# Task:
Look at the entries below and reproduce them exactly.

# Input for this task:
══════════
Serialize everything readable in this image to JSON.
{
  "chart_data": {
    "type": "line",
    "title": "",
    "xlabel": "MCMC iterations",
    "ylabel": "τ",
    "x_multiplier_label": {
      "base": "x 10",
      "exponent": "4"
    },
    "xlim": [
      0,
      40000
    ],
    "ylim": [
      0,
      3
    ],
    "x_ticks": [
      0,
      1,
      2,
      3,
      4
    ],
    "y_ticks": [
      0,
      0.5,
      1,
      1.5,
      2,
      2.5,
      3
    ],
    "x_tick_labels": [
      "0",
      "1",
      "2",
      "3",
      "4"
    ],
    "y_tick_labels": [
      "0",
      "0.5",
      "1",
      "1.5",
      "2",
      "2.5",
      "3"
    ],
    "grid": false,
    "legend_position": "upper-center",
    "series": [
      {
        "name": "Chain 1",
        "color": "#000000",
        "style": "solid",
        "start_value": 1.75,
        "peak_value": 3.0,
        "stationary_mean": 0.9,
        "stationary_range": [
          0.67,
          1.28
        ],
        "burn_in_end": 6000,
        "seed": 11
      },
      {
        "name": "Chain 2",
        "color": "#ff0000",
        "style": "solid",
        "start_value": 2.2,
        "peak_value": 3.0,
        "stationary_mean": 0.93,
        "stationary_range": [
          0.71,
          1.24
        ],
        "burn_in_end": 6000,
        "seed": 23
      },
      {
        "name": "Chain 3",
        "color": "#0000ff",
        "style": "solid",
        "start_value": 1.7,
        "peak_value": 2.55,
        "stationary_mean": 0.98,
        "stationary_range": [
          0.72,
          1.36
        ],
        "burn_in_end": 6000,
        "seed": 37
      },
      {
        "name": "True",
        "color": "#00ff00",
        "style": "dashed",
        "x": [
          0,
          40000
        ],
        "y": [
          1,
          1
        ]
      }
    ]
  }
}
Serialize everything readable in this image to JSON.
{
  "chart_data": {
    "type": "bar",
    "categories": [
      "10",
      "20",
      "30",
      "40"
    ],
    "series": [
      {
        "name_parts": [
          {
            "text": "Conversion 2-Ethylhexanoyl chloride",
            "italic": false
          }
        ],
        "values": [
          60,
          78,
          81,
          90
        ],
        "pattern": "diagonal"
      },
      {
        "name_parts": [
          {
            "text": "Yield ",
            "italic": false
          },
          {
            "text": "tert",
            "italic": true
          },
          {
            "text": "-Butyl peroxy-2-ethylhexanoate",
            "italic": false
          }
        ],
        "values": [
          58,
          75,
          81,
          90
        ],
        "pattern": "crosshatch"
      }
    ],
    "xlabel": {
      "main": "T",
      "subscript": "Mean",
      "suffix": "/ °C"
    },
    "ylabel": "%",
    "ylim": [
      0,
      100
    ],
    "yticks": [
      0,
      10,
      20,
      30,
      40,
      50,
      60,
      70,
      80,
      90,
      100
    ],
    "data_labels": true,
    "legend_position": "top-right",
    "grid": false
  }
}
══════════
# The completed task:
Serialize everything readable in this image to JSON.
{
  "chart_data": {
    "type": "line",
    "title": "",
    "xlabel": "MCMC iterations",
    "ylabel": "τ",
    "x_multiplier_label": {
      "base": "x 10",
      "exponent": "4"
    },
    "xlim": [
      0,
      40000
    ],
    "ylim": [
      0,
      3
    ],
    "x_ticks": [
      0,
      1,
      2,
      3,
      4
    ],
    "y_ticks": [
      0,
      0.5,
      1,
      1.5,
      2,
      2.5,
      3
    ],
    "x_tick_labels": [
      "0",
      "1",
      "2",
      "3",
      "4"
    ],
    "y_tick_labels": [
      "0",
      "0.5",
      "1",
      "1.5",
      "2",
      "2.5",
      "3"
    ],
    "grid": false,
    "legend_position": "upper-center",
    "series": [
      {
        "name": "Chain 1",
        "color": "#000000",
        "style": "solid",
        "start_value": 1.75,
        "peak_value": 3.0,
        "stationary_mean": 0.9,
        "stationary_range": [
          0.67,
          1.28
        ],
        "burn_in_end": 6000,
        "seed": 11
      },
      {
        "name": "Chain 2",
        "color": "#ff0000",
        "style": "solid",
        "start_value": 2.2,
        "peak_value": 3.0,
        "stationary_mean": 0.93,
        "stationary_range": [
          0.71,
          1.24
        ],
        "burn_in_end": 6000,
        "seed": 23
      },
      {
        "name": "Chain 3",
        "color": "#0000ff",
        "style": "solid",
        "start_value": 1.7,
        "peak_value": 2.55,
        "stationary_mean": 0.98,
        "stationary_range": [
          0.72,
          1.36
        ],
        "burn_in_end": 6000,
        "seed": 37
      },
      {
        "name": "True",
        "color": "#00ff00",
        "style": "dashed",
        "x": [
          0,
          40000
        ],
        "y": [
          1,
          1
        ]
      }
    ]
  }
}
Serialize everything readable in this image to JSON.
{
  "chart_data": {
    "type": "bar",
    "categories": [
      "10",
      "20",
      "30",
      "40"
    ],
    "series": [
      {
        "name_parts": [
          {
            "text": "Conversion 2-Ethylhexanoyl chloride",
            "italic": false
          }
        ],
        "values": [
          60,
          78,
          81,
          90
        ],
        "pattern": "diagonal"
      },
      {
        "name_parts": [
          {
            "text": "Yield ",
            "italic": false
          },
          {
            "text": "tert",
            "italic": true
          },
          {
            "text": "-Butyl peroxy-2-ethylhexanoate",
            "italic": false
          }
        ],
        "values": [
          58,
          75,
          81,
          90
        ],
        "pattern": "crosshatch"
      }
    ],
    "xlabel": {
      "main": "T",
      "subscript": "Mean",
      "suffix": "/ °C"
    },
    "ylabel": "%",
    "ylim": [
      0,
      100
    ],
    "yticks": [
      0,
      10,
      20,
      30,
      40,
      50,
      60,
      70,
      80,
      90,
      100
    ],
    "data_labels": true,
    "legend_position": "top-right",
    "grid": false
  }
}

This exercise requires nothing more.